The task: Please reproduce the lines of the records below from the one holding "Extract the structured" through the one holding "Read all visible text", inclusive, skipping all pictures.

Material provided:
▬▬▬▬▬▬▬▬▬▬

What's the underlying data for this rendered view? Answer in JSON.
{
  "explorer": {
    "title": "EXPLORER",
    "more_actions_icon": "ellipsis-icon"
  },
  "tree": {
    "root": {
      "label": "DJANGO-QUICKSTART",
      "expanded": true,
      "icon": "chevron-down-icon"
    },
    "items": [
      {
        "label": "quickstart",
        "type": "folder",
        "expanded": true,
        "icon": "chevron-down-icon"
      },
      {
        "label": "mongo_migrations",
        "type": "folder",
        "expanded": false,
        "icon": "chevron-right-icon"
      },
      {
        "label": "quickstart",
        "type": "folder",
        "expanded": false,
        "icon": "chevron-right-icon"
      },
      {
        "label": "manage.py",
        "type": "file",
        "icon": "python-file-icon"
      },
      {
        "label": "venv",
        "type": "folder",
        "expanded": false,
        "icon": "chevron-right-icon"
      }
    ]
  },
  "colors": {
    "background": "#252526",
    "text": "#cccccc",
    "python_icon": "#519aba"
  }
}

▬▬▬▬▬▬▬▬▬▬

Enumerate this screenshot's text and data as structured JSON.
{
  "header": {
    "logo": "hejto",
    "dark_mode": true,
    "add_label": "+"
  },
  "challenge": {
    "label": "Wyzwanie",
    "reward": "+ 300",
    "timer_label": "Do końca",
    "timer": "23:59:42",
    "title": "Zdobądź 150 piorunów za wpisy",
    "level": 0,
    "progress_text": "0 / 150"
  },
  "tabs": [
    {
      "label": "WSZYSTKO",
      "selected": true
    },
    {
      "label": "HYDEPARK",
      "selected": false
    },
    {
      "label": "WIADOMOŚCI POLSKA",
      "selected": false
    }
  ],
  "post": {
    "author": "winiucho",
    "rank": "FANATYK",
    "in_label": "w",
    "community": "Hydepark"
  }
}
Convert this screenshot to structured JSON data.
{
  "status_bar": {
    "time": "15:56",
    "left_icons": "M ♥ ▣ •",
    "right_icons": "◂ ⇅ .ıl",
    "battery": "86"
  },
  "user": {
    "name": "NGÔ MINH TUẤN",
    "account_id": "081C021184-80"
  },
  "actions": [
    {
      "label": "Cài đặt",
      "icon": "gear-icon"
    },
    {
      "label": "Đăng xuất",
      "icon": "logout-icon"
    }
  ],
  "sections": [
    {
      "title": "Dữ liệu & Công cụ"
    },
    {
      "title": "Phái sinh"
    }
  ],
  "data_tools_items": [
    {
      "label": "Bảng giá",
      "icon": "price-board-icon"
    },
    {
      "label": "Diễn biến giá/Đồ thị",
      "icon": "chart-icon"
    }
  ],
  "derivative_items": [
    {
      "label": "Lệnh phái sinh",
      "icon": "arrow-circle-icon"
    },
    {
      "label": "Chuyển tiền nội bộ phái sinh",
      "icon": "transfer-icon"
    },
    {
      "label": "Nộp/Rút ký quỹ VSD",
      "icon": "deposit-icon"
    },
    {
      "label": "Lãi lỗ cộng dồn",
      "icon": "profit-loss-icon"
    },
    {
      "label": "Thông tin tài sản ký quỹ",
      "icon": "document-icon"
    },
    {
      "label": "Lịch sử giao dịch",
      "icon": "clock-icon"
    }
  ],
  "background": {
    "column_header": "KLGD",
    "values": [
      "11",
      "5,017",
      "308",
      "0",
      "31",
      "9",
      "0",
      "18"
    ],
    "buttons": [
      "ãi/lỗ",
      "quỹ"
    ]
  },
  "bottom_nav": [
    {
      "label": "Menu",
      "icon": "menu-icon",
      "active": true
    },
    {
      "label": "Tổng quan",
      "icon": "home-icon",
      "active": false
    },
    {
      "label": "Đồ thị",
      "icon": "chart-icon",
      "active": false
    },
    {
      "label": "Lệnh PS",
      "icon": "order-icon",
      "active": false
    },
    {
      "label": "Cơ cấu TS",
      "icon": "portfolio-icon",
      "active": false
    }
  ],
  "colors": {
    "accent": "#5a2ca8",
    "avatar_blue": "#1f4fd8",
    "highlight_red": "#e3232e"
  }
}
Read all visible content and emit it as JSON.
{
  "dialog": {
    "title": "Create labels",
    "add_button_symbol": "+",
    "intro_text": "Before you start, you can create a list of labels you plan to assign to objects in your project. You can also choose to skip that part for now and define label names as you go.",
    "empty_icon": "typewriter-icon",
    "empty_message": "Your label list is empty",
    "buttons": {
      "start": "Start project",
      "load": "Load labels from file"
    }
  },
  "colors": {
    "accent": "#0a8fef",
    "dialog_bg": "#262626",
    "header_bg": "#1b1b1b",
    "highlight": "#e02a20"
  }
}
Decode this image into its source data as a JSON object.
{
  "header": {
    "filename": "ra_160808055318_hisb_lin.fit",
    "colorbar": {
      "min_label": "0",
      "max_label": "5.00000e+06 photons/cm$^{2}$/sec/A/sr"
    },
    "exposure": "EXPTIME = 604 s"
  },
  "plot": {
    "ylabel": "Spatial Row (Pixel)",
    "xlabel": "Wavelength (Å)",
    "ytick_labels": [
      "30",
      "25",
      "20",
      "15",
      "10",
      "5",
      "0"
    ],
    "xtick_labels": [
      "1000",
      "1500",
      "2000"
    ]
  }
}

▬▬▬▬▬▬▬▬▬▬

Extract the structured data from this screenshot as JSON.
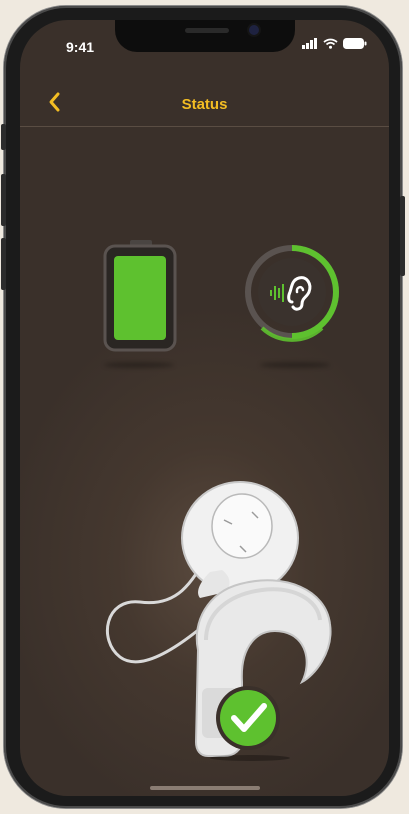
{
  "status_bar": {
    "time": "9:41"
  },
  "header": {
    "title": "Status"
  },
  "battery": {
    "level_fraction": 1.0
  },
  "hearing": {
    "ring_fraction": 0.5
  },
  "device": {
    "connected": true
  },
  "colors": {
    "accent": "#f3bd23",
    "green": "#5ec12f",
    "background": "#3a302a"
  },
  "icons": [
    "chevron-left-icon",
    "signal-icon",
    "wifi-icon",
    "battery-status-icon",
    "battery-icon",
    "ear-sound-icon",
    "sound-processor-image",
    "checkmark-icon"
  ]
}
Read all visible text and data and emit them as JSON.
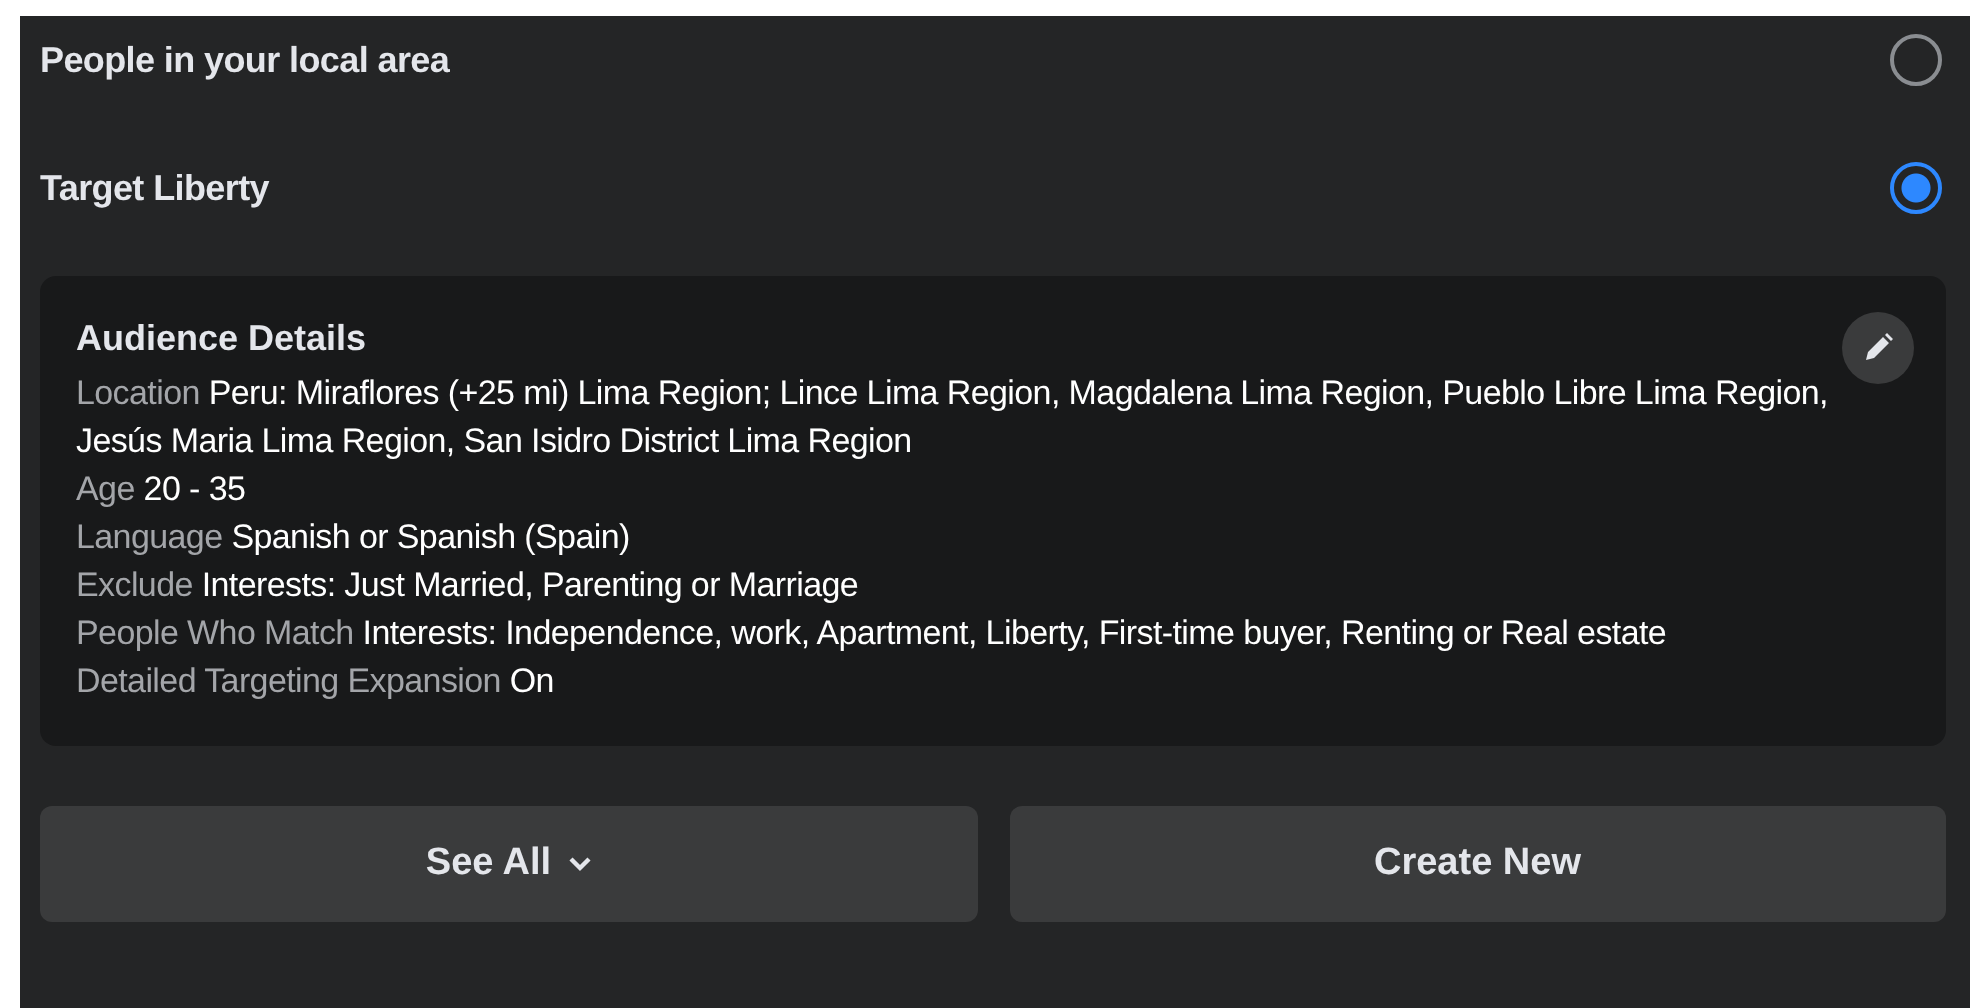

▬▬▬▬▬▬▬▬▬▬

Solution below:
Extract the structured data from this screenshot as JSON.
{
  "status_bar": {
    "time": "9:41"
  },
  "header": {
    "title": "Status"
  },
  "battery": {
    "level_fraction": 1.0
  },
  "hearing": {
    "ring_fraction": 0.5
  },
  "device": {
    "connected": true
  },
  "colors": {
    "accent": "#f3bd23",
    "green": "#5ec12f",
    "background": "#3a302a"
  },
  "icons": [
    "chevron-left-icon",
    "signal-icon",
    "wifi-icon",
    "battery-status-icon",
    "battery-icon",
    "ear-sound-icon",
    "sound-processor-image",
    "checkmark-icon"
  ]
}
Read all visible text and data and emit them as JSON.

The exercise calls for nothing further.